* Instructions for the task
Transcribe each line exactly.

---- Input for this task

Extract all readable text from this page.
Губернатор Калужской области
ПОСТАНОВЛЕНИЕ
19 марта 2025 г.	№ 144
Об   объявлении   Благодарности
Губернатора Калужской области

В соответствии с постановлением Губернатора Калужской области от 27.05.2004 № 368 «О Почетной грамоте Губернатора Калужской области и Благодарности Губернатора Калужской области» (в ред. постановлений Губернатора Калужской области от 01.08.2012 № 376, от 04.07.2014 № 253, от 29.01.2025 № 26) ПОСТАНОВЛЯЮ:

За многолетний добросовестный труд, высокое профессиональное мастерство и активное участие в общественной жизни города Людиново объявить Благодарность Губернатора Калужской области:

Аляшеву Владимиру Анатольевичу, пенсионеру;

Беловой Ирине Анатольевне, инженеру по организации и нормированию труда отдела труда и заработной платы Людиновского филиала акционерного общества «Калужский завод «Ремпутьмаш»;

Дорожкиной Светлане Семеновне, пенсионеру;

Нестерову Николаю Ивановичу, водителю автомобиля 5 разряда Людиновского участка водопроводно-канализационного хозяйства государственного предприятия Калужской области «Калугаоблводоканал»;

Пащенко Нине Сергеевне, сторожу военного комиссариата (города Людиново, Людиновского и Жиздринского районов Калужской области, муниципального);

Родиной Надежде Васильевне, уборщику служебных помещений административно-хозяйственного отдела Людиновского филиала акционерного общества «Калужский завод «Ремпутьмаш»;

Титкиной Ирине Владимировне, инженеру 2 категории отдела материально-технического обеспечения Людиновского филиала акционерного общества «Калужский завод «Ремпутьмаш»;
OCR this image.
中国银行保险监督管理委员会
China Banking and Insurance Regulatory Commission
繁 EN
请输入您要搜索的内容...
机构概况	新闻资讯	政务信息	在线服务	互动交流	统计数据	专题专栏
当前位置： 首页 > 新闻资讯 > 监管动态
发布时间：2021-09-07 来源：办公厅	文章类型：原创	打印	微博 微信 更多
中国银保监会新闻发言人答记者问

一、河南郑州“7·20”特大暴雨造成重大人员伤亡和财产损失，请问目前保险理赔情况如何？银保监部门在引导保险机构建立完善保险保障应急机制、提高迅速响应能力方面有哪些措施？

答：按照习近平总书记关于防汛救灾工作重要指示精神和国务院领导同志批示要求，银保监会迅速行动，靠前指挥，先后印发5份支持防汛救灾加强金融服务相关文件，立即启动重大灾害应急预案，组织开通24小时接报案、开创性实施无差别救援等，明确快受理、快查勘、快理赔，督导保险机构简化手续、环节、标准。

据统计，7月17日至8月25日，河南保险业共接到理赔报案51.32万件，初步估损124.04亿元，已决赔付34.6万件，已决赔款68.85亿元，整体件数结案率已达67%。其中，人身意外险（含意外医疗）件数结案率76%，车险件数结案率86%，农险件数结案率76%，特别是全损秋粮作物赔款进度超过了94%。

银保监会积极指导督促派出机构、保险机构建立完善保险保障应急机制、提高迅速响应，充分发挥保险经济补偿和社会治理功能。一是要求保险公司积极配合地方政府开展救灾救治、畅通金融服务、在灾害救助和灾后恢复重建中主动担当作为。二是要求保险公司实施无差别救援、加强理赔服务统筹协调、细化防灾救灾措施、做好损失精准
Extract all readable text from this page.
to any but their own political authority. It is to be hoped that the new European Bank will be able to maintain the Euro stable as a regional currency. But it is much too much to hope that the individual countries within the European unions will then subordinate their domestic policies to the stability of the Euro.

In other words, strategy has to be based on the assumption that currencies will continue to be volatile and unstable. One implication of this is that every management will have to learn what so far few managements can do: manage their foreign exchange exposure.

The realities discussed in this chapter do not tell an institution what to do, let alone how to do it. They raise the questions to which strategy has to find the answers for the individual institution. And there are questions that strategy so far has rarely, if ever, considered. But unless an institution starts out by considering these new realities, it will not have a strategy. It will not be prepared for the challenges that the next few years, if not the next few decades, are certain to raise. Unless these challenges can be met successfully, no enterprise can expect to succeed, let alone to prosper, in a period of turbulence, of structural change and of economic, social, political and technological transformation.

--------

* Answer to the problem
Extract all readable text from this page.
Губернатор Калужской области
ПОСТАНОВЛЕНИЕ
19 марта 2025 г.	№ 144
Об   объявлении   Благодарности
Губернатора Калужской области

В соответствии с постановлением Губернатора Калужской области от 27.05.2004 № 368 «О Почетной грамоте Губернатора Калужской области и Благодарности Губернатора Калужской области» (в ред. постановлений Губернатора Калужской области от 01.08.2012 № 376, от 04.07.2014 № 253, от 29.01.2025 № 26) ПОСТАНОВЛЯЮ:

За многолетний добросовестный труд, высокое профессиональное мастерство и активное участие в общественной жизни города Людиново объявить Благодарность Губернатора Калужской области:

Аляшеву Владимиру Анатольевичу, пенсионеру;

Беловой Ирине Анатольевне, инженеру по организации и нормированию труда отдела труда и заработной платы Людиновского филиала акционерного общества «Калужский завод «Ремпутьмаш»;

Дорожкиной Светлане Семеновне, пенсионеру;

Нестерову Николаю Ивановичу, водителю автомобиля 5 разряда Людиновского участка водопроводно-канализационного хозяйства государственного предприятия Калужской области «Калугаоблводоканал»;

Пащенко Нине Сергеевне, сторожу военного комиссариата (города Людиново, Людиновского и Жиздринского районов Калужской области, муниципального);

Родиной Надежде Васильевне, уборщику служебных помещений административно-хозяйственного отдела Людиновского филиала акционерного общества «Калужский завод «Ремпутьмаш»;

Титкиной Ирине Владимировне, инженеру 2 категории отдела материально-технического обеспечения Людиновского филиала акционерного общества «Калужский завод «Ремпутьмаш»;
OCR this image.
中国银行保险监督管理委员会
China Banking and Insurance Regulatory Commission
繁 EN
请输入您要搜索的内容...
机构概况	新闻资讯	政务信息	在线服务	互动交流	统计数据	专题专栏
当前位置： 首页 > 新闻资讯 > 监管动态
发布时间：2021-09-07 来源：办公厅	文章类型：原创	打印	微博 微信 更多
中国银保监会新闻发言人答记者问

一、河南郑州“7·20”特大暴雨造成重大人员伤亡和财产损失，请问目前保险理赔情况如何？银保监部门在引导保险机构建立完善保险保障应急机制、提高迅速响应能力方面有哪些措施？

答：按照习近平总书记关于防汛救灾工作重要指示精神和国务院领导同志批示要求，银保监会迅速行动，靠前指挥，先后印发5份支持防汛救灾加强金融服务相关文件，立即启动重大灾害应急预案，组织开通24小时接报案、开创性实施无差别救援等，明确快受理、快查勘、快理赔，督导保险机构简化手续、环节、标准。

据统计，7月17日至8月25日，河南保险业共接到理赔报案51.32万件，初步估损124.04亿元，已决赔付34.6万件，已决赔款68.85亿元，整体件数结案率已达67%。其中，人身意外险（含意外医疗）件数结案率76%，车险件数结案率86%，农险件数结案率76%，特别是全损秋粮作物赔款进度超过了94%。

银保监会积极指导督促派出机构、保险机构建立完善保险保障应急机制、提高迅速响应，充分发挥保险经济补偿和社会治理功能。一是要求保险公司积极配合地方政府开展救灾救治、畅通金融服务、在灾害救助和灾后恢复重建中主动担当作为。二是要求保险公司实施无差别救援、加强理赔服务统筹协调、细化防灾救灾措施、做好损失精准
Extract all readable text from this page.
to any but their own political authority. It is to be hoped that the new European Bank will be able to maintain the Euro stable as a regional currency. But it is much too much to hope that the individual countries within the European unions will then subordinate their domestic policies to the stability of the Euro.

In other words, strategy has to be based on the assumption that currencies will continue to be volatile and unstable. One implication of this is that every management will have to learn what so far few managements can do: manage their foreign exchange exposure.

The realities discussed in this chapter do not tell an institution what to do, let alone how to do it. They raise the questions to which strategy has to find the answers for the individual institution. And there are questions that strategy so far has rarely, if ever, considered. But unless an institution starts out by considering these new realities, it will not have a strategy. It will not be prepared for the challenges that the next few years, if not the next few decades, are certain to raise. Unless these challenges can be met successfully, no enterprise can expect to succeed, let alone to prosper, in a period of turbulence, of structural change and of economic, social, political and technological transformation.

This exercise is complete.